What to work on
Identify all lines below that hold "Wilson" and collect them.

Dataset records

☆ ☆ ☆ ☆

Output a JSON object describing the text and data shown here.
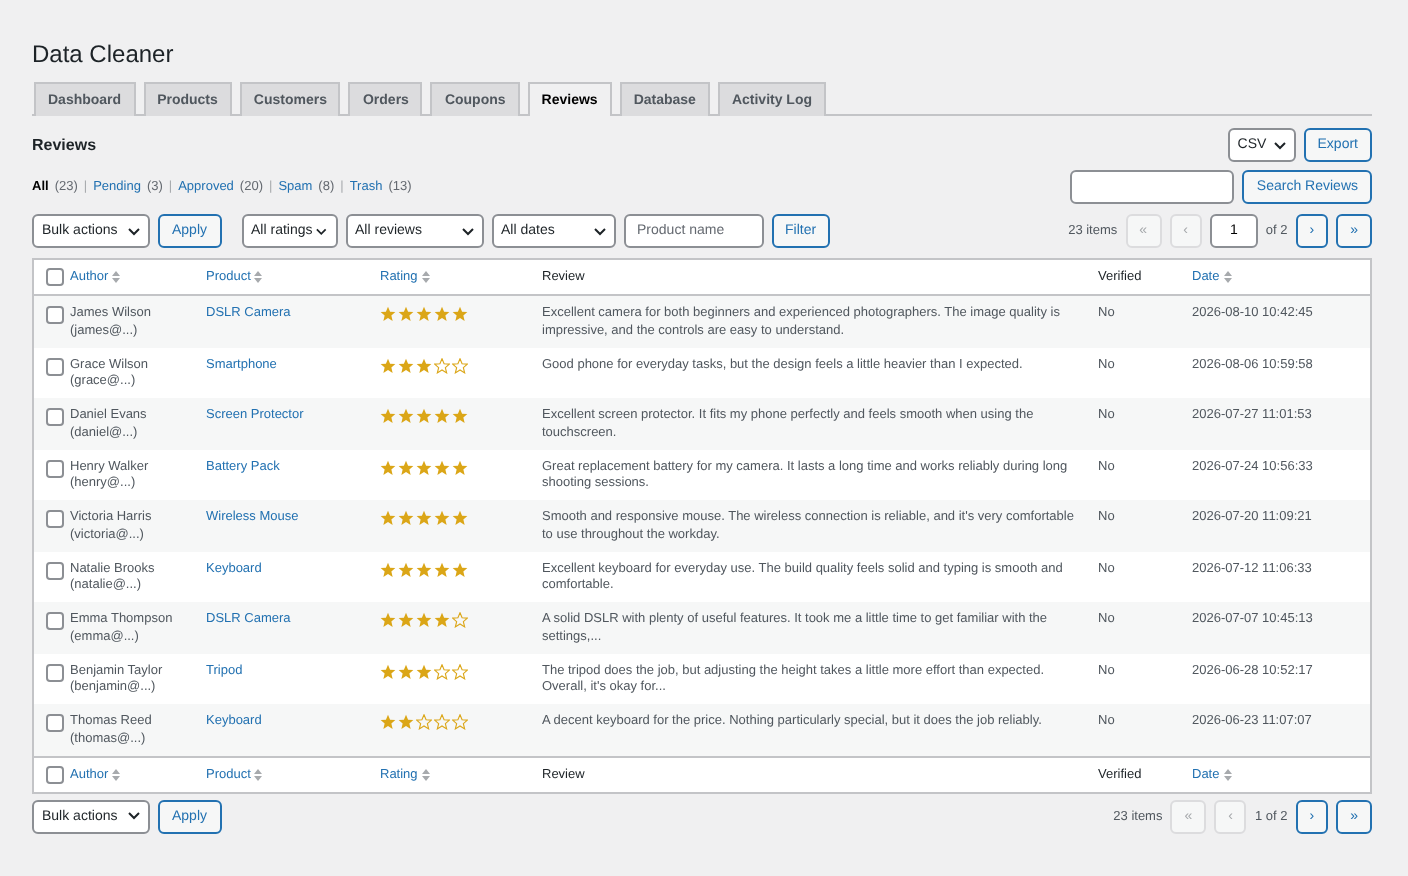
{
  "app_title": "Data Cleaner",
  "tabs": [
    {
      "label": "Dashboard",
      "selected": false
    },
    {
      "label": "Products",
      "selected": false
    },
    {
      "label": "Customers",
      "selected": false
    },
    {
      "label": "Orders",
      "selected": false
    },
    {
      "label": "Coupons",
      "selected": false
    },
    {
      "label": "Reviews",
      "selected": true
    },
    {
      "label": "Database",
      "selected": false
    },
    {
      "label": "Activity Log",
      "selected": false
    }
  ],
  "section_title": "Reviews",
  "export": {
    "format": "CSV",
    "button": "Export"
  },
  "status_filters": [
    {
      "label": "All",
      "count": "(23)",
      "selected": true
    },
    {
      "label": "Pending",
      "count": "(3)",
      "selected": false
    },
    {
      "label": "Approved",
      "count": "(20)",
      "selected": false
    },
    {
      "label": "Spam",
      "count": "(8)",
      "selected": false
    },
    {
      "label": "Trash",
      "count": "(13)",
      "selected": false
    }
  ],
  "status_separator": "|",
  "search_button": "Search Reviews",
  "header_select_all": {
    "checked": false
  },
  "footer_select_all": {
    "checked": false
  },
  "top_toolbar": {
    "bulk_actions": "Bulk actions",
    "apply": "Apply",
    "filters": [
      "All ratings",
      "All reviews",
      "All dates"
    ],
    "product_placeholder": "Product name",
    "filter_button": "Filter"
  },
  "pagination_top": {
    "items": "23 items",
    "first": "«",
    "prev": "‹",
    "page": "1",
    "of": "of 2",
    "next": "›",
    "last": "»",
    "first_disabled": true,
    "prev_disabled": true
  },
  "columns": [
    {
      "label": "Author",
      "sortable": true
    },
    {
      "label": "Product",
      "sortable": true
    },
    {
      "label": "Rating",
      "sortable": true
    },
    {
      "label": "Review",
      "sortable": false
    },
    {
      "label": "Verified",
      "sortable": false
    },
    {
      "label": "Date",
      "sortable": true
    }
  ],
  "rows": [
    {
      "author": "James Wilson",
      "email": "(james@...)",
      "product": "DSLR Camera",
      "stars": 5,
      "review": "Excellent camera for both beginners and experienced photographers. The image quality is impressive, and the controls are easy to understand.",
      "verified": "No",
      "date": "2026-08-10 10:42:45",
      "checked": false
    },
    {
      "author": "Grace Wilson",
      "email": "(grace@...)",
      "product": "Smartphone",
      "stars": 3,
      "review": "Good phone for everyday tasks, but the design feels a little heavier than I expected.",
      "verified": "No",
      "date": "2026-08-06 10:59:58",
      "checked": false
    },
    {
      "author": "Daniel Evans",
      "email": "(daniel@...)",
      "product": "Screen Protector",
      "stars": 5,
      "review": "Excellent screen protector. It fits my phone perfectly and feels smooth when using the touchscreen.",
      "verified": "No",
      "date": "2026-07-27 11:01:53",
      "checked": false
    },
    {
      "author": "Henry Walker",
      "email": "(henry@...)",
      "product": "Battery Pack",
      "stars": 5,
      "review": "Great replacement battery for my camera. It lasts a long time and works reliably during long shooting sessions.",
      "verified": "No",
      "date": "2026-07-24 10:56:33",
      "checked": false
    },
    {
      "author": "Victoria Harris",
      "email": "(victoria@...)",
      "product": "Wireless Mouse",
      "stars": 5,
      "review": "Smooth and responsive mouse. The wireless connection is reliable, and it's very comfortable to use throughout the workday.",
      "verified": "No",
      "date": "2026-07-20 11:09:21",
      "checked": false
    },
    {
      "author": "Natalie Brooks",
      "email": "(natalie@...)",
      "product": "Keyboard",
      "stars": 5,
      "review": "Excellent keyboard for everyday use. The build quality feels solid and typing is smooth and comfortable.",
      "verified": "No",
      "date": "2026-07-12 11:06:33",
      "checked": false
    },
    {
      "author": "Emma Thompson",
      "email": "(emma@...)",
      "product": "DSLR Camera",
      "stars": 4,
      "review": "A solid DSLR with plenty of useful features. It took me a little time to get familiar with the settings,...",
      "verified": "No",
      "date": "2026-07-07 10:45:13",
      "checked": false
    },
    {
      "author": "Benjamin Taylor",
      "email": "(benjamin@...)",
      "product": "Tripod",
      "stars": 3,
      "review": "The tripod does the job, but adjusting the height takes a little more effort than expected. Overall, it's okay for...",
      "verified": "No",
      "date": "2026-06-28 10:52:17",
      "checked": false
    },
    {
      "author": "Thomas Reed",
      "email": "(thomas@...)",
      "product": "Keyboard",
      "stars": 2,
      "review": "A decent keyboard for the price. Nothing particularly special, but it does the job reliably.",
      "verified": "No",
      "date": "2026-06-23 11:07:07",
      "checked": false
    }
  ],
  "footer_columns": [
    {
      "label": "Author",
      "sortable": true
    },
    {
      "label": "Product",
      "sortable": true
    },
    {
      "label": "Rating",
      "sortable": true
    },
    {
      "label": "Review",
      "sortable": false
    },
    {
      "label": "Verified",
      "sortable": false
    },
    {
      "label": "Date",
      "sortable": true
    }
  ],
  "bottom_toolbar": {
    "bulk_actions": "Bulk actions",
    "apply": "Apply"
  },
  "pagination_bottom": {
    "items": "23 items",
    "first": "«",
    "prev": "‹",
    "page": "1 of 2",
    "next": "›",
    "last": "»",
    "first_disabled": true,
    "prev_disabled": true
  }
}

☆ ☆ ☆ ☆

Result of this task
      "author": "James Wilson",
      "author": "Grace Wilson",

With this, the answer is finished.